RECORDS FOR PROCESSING

** Start **

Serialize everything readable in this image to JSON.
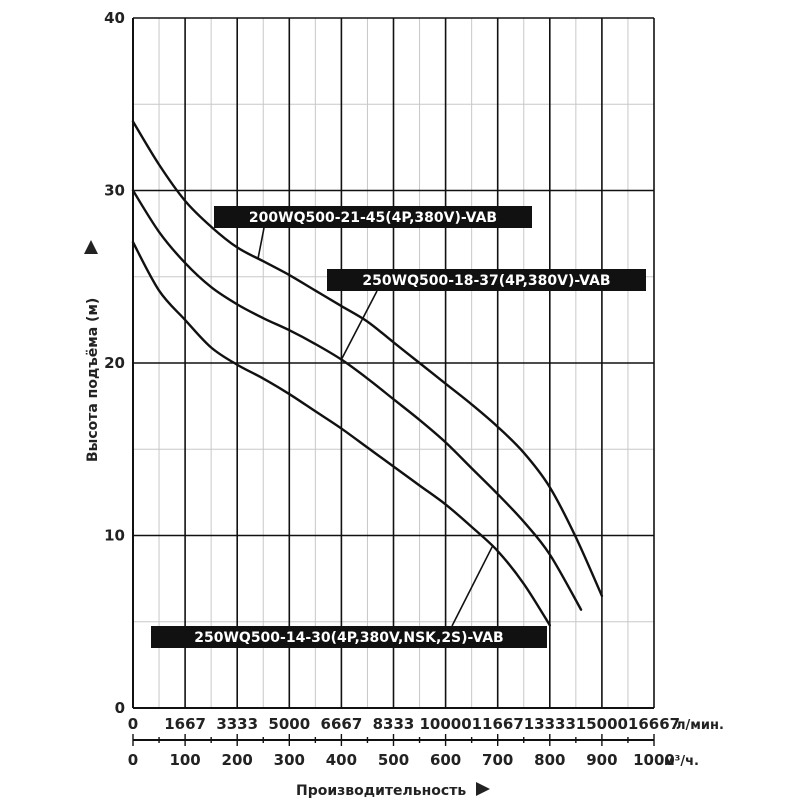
{
  "chart_data": {
    "type": "line",
    "xlabel": "Производительность",
    "ylabel": "Высота подъёма (м)",
    "x_axis_m3h": {
      "ticks": [
        0,
        100,
        200,
        300,
        400,
        500,
        600,
        700,
        800,
        900,
        1000
      ],
      "tick_labels": [
        "0",
        "100",
        "200",
        "300",
        "400",
        "500",
        "600",
        "700",
        "800",
        "900",
        "1000"
      ],
      "unit": "м³/ч.",
      "range": [
        0,
        1000
      ]
    },
    "x_axis_lmin": {
      "tick_labels": [
        "0",
        "1667",
        "3333",
        "5000",
        "6667",
        "8333",
        "10000",
        "11667",
        "13333",
        "15000",
        "16667"
      ],
      "unit": "л/мин."
    },
    "y_axis": {
      "ticks": [
        0,
        10,
        20,
        30,
        40
      ],
      "tick_labels": [
        "0",
        "10",
        "20",
        "30",
        "40"
      ],
      "range": [
        0,
        40
      ]
    },
    "grid": true,
    "series": [
      {
        "name": "200WQ500-21-45(4P,380V)-VAB",
        "x": [
          0,
          50,
          100,
          150,
          200,
          250,
          300,
          350,
          400,
          450,
          500,
          550,
          600,
          650,
          700,
          750,
          800,
          850,
          900
        ],
        "y": [
          34,
          31.5,
          29.4,
          27.9,
          26.7,
          25.9,
          25.1,
          24.2,
          23.3,
          22.4,
          21.2,
          20.0,
          18.8,
          17.6,
          16.3,
          14.8,
          12.8,
          9.9,
          6.5
        ]
      },
      {
        "name": "250WQ500-18-37(4P,380V)-VAB",
        "x": [
          0,
          50,
          100,
          150,
          200,
          250,
          300,
          350,
          400,
          450,
          500,
          550,
          600,
          650,
          700,
          750,
          800,
          860
        ],
        "y": [
          30,
          27.6,
          25.8,
          24.4,
          23.4,
          22.6,
          21.9,
          21.1,
          20.2,
          19.1,
          17.9,
          16.7,
          15.4,
          13.9,
          12.4,
          10.8,
          8.9,
          5.7
        ]
      },
      {
        "name": "250WQ500-14-30(4P,380V,NSK,2S)-VAB",
        "x": [
          0,
          50,
          100,
          150,
          200,
          250,
          300,
          350,
          400,
          450,
          500,
          550,
          600,
          650,
          700,
          750,
          800
        ],
        "y": [
          27,
          24.2,
          22.5,
          20.9,
          19.9,
          19.1,
          18.2,
          17.2,
          16.2,
          15.1,
          14.0,
          12.9,
          11.8,
          10.5,
          9.1,
          7.2,
          4.8
        ]
      }
    ],
    "annotations": [
      {
        "text": "200WQ500-21-45(4P,380V)-VAB",
        "series": 0,
        "pointer_x": 240
      },
      {
        "text": "250WQ500-18-37(4P,380V)-VAB",
        "series": 1,
        "pointer_x": 400
      },
      {
        "text": "250WQ500-14-30(4P,380V,NSK,2S)-VAB",
        "series": 2,
        "pointer_x": 690
      }
    ]
  }
}
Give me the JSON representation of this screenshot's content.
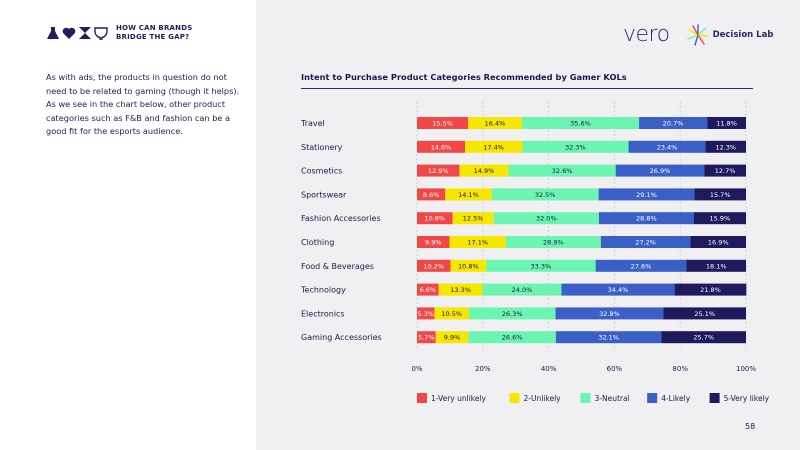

** End **

STATED TASK
Check each line above for the word "name" and copy the ones that have it.

COMPLETE RESPONSE
        "name": "200WQ500-21-45(4P,380V)-VAB",
        "name": "250WQ500-18-37(4P,380V)-VAB",
        "name": "250WQ500-14-30(4P,380V,NSK,2S)-VAB",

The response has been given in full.